▶ _Task statement_
Each line containing the word "right" should be found and copied.

▶ _Provided records_
==================================================
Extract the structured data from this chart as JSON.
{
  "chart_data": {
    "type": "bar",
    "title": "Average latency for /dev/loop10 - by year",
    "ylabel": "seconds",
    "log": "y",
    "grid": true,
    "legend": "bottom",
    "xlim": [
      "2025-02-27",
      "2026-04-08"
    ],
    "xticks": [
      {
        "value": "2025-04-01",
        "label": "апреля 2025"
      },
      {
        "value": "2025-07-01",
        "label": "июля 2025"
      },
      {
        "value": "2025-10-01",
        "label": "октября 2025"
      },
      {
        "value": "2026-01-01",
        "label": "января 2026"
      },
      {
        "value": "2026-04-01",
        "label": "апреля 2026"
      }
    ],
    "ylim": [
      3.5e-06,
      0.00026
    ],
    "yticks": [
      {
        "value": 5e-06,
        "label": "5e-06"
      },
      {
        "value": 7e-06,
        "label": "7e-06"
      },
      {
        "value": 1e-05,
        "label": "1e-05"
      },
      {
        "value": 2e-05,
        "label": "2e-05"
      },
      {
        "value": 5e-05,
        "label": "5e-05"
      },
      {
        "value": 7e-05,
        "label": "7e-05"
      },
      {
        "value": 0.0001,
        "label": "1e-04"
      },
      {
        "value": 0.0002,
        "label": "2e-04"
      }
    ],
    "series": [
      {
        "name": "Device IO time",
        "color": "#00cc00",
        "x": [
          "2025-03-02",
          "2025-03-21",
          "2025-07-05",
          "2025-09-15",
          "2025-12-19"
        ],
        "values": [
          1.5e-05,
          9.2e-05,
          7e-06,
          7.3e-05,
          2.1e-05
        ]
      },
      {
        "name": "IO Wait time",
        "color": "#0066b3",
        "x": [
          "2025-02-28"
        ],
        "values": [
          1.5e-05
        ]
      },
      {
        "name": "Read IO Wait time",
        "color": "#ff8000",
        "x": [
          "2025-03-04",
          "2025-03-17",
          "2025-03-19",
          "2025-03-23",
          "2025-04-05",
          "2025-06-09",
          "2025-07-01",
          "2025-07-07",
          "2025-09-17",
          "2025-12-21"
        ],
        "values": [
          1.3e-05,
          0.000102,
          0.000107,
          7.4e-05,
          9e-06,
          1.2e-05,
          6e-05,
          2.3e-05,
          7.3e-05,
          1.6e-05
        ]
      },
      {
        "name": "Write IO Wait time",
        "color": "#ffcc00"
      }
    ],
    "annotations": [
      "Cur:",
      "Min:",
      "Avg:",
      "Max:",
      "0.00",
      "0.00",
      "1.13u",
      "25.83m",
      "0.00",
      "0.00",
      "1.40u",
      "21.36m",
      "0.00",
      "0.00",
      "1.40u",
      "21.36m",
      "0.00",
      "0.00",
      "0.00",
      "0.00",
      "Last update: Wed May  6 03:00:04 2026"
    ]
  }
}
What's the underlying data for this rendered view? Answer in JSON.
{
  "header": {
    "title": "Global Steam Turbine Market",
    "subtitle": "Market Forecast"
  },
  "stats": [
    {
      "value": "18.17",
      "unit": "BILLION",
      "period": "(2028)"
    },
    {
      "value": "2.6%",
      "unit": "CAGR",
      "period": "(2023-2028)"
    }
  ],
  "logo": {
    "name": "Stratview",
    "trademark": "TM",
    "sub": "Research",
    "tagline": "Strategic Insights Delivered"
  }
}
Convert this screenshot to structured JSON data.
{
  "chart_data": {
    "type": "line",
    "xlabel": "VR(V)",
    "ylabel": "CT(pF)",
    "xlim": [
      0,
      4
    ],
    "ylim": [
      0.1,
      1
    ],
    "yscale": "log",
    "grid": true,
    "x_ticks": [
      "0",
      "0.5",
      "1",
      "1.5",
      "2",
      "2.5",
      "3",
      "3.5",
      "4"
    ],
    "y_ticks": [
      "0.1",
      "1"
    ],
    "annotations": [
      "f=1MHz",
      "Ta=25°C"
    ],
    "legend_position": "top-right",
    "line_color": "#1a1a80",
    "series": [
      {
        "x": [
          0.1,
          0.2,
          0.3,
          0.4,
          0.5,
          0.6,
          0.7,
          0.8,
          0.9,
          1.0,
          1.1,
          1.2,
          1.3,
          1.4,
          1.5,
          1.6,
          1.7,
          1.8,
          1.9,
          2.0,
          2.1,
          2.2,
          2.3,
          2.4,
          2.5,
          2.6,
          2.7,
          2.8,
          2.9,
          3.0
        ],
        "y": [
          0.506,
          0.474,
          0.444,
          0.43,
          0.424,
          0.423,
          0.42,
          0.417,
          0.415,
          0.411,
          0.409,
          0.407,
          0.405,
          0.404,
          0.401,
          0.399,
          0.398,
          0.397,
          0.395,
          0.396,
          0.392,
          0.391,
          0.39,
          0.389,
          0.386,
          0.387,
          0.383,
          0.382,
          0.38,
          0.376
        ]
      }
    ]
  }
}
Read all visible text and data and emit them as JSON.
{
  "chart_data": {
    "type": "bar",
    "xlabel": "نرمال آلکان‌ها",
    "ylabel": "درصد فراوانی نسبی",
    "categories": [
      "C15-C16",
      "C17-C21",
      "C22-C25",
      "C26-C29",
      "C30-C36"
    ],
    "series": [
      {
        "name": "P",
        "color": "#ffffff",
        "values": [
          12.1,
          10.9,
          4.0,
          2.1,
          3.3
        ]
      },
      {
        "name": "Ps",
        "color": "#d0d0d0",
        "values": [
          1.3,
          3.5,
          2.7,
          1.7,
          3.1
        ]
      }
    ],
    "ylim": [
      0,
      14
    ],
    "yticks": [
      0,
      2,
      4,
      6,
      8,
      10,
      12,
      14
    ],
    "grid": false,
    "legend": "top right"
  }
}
==================================================
▶ _Reply_
    "legend_position": "top-right",
    "legend": "top right"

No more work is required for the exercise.